┌──
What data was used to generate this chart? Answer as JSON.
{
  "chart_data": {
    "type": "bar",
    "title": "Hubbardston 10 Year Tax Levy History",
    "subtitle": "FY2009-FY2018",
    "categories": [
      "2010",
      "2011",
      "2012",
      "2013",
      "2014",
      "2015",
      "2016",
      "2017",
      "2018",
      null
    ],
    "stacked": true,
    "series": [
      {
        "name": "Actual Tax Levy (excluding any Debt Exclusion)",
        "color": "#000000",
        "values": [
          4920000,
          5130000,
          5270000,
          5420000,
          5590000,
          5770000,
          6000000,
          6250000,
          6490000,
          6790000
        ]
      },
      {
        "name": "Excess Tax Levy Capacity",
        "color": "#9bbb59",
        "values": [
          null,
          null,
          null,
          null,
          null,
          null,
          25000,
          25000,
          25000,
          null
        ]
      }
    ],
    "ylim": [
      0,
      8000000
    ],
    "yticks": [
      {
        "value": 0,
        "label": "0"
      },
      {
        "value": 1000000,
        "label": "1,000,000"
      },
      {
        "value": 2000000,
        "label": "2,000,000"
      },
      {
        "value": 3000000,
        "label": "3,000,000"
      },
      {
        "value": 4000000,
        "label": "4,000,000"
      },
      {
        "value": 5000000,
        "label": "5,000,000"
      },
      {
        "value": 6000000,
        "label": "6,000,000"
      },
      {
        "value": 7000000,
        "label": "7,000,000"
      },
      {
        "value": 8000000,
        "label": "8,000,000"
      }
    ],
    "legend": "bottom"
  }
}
└──
- [DESCRIPTION OF THE TASK]:
Exact output of every entry is required.

- [FULL OUTPUT]:
What data was used to generate this chart? Answer as JSON.
{
  "chart_data": {
    "type": "bar",
    "title": "Hubbardston 10 Year Tax Levy History",
    "subtitle": "FY2009-FY2018",
    "categories": [
      "2010",
      "2011",
      "2012",
      "2013",
      "2014",
      "2015",
      "2016",
      "2017",
      "2018",
      null
    ],
    "stacked": true,
    "series": [
      {
        "name": "Actual Tax Levy (excluding any Debt Exclusion)",
        "color": "#000000",
        "values": [
          4920000,
          5130000,
          5270000,
          5420000,
          5590000,
          5770000,
          6000000,
          6250000,
          6490000,
          6790000
        ]
      },
      {
        "name": "Excess Tax Levy Capacity",
        "color": "#9bbb59",
        "values": [
          null,
          null,
          null,
          null,
          null,
          null,
          25000,
          25000,
          25000,
          null
        ]
      }
    ],
    "ylim": [
      0,
      8000000
    ],
    "yticks": [
      {
        "value": 0,
        "label": "0"
      },
      {
        "value": 1000000,
        "label": "1,000,000"
      },
      {
        "value": 2000000,
        "label": "2,000,000"
      },
      {
        "value": 3000000,
        "label": "3,000,000"
      },
      {
        "value": 4000000,
        "label": "4,000,000"
      },
      {
        "value": 5000000,
        "label": "5,000,000"
      },
      {
        "value": 6000000,
        "label": "6,000,000"
      },
      {
        "value": 7000000,
        "label": "7,000,000"
      },
      {
        "value": 8000000,
        "label": "8,000,000"
      }
    ],
    "legend": "bottom"
  }
}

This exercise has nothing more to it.